> [Aim of the exercise]:
Quote every line below exactly and skip any picture.
- - - - - - -
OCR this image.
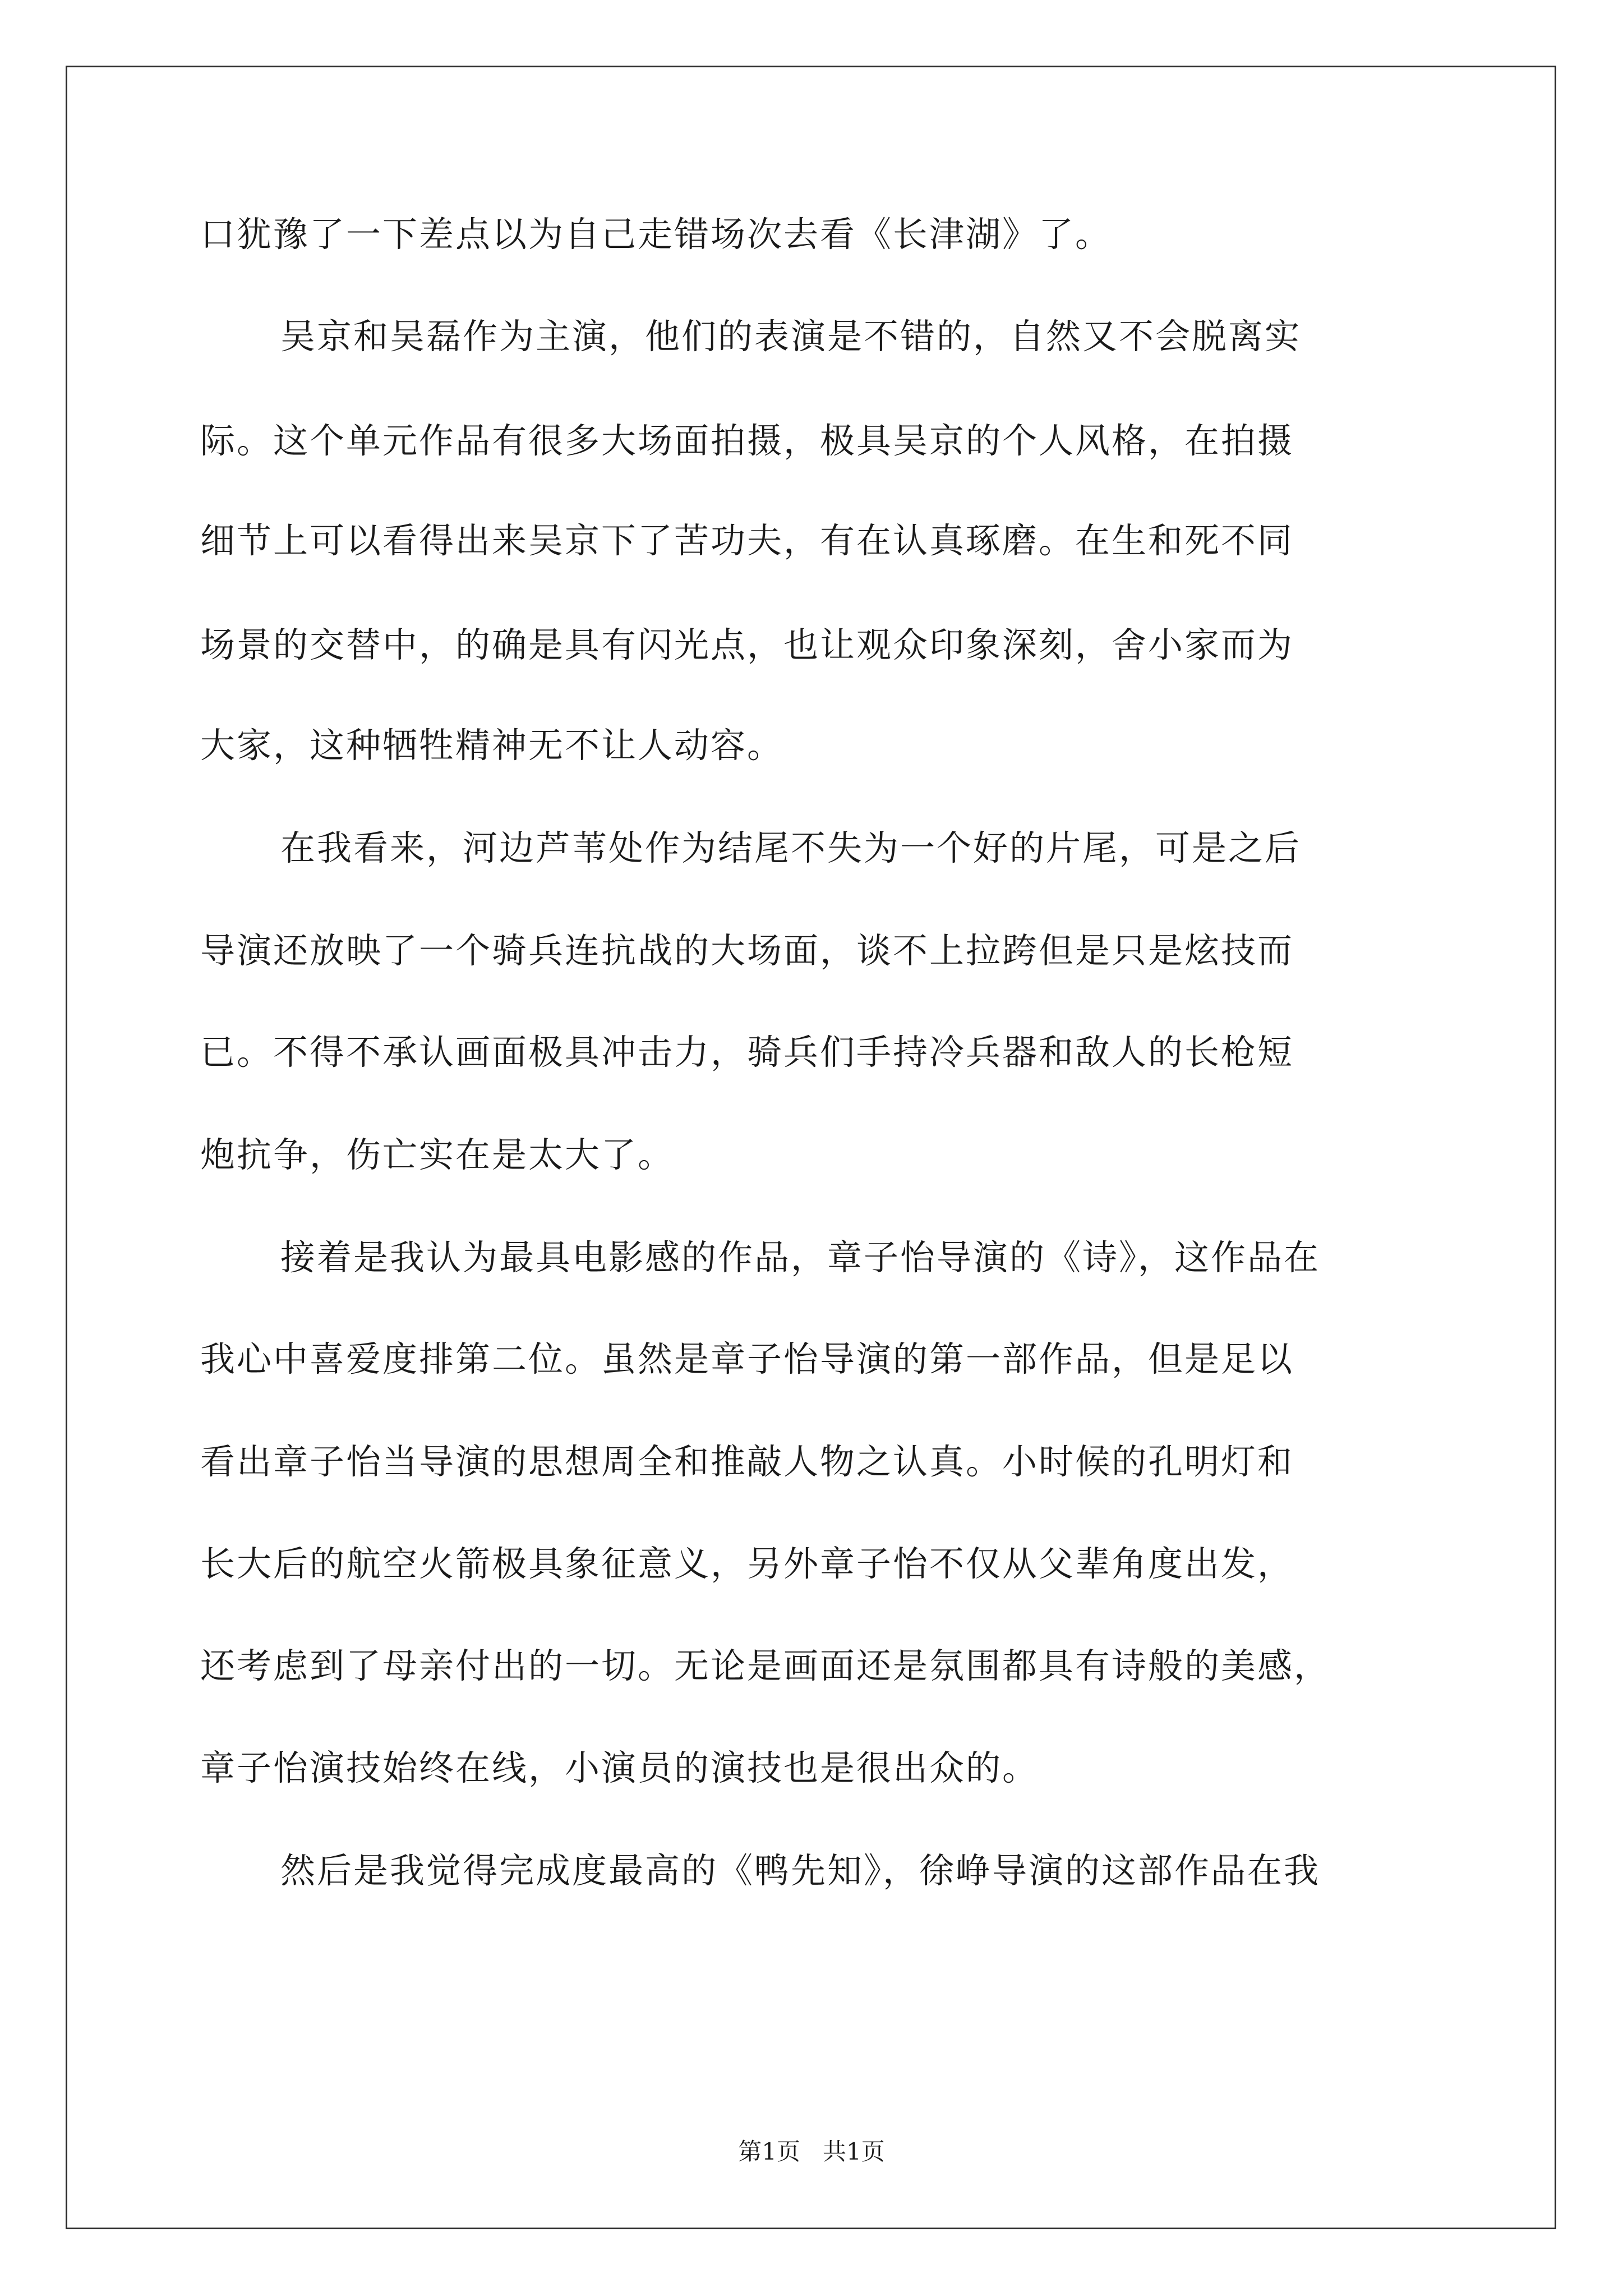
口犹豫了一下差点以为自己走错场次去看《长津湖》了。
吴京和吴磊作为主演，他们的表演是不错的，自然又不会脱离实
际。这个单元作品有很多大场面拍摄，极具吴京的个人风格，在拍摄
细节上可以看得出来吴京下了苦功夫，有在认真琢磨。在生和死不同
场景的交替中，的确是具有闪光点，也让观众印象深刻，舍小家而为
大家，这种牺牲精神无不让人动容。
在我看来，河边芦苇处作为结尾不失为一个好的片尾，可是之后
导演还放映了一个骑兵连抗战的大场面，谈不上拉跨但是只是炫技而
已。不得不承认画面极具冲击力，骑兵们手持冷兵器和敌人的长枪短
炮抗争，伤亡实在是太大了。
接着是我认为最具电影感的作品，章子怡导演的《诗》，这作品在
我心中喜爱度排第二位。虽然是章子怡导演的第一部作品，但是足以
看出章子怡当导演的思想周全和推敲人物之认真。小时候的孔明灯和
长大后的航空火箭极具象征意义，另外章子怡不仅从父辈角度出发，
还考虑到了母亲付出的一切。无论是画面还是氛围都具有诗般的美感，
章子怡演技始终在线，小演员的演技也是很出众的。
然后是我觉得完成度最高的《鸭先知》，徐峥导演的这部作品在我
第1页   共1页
- - - - - - -
> [Full solution]:
OCR this image.
口犹豫了一下差点以为自己走错场次去看《长津湖》了。
吴京和吴磊作为主演，他们的表演是不错的，自然又不会脱离实
际。这个单元作品有很多大场面拍摄，极具吴京的个人风格，在拍摄
细节上可以看得出来吴京下了苦功夫，有在认真琢磨。在生和死不同
场景的交替中，的确是具有闪光点，也让观众印象深刻，舍小家而为
大家，这种牺牲精神无不让人动容。
在我看来，河边芦苇处作为结尾不失为一个好的片尾，可是之后
导演还放映了一个骑兵连抗战的大场面，谈不上拉跨但是只是炫技而
已。不得不承认画面极具冲击力，骑兵们手持冷兵器和敌人的长枪短
炮抗争，伤亡实在是太大了。
接着是我认为最具电影感的作品，章子怡导演的《诗》，这作品在
我心中喜爱度排第二位。虽然是章子怡导演的第一部作品，但是足以
看出章子怡当导演的思想周全和推敲人物之认真。小时候的孔明灯和
长大后的航空火箭极具象征意义，另外章子怡不仅从父辈角度出发，
还考虑到了母亲付出的一切。无论是画面还是氛围都具有诗般的美感，
章子怡演技始终在线，小演员的演技也是很出众的。
然后是我觉得完成度最高的《鸭先知》，徐峥导演的这部作品在我
第1页   共1页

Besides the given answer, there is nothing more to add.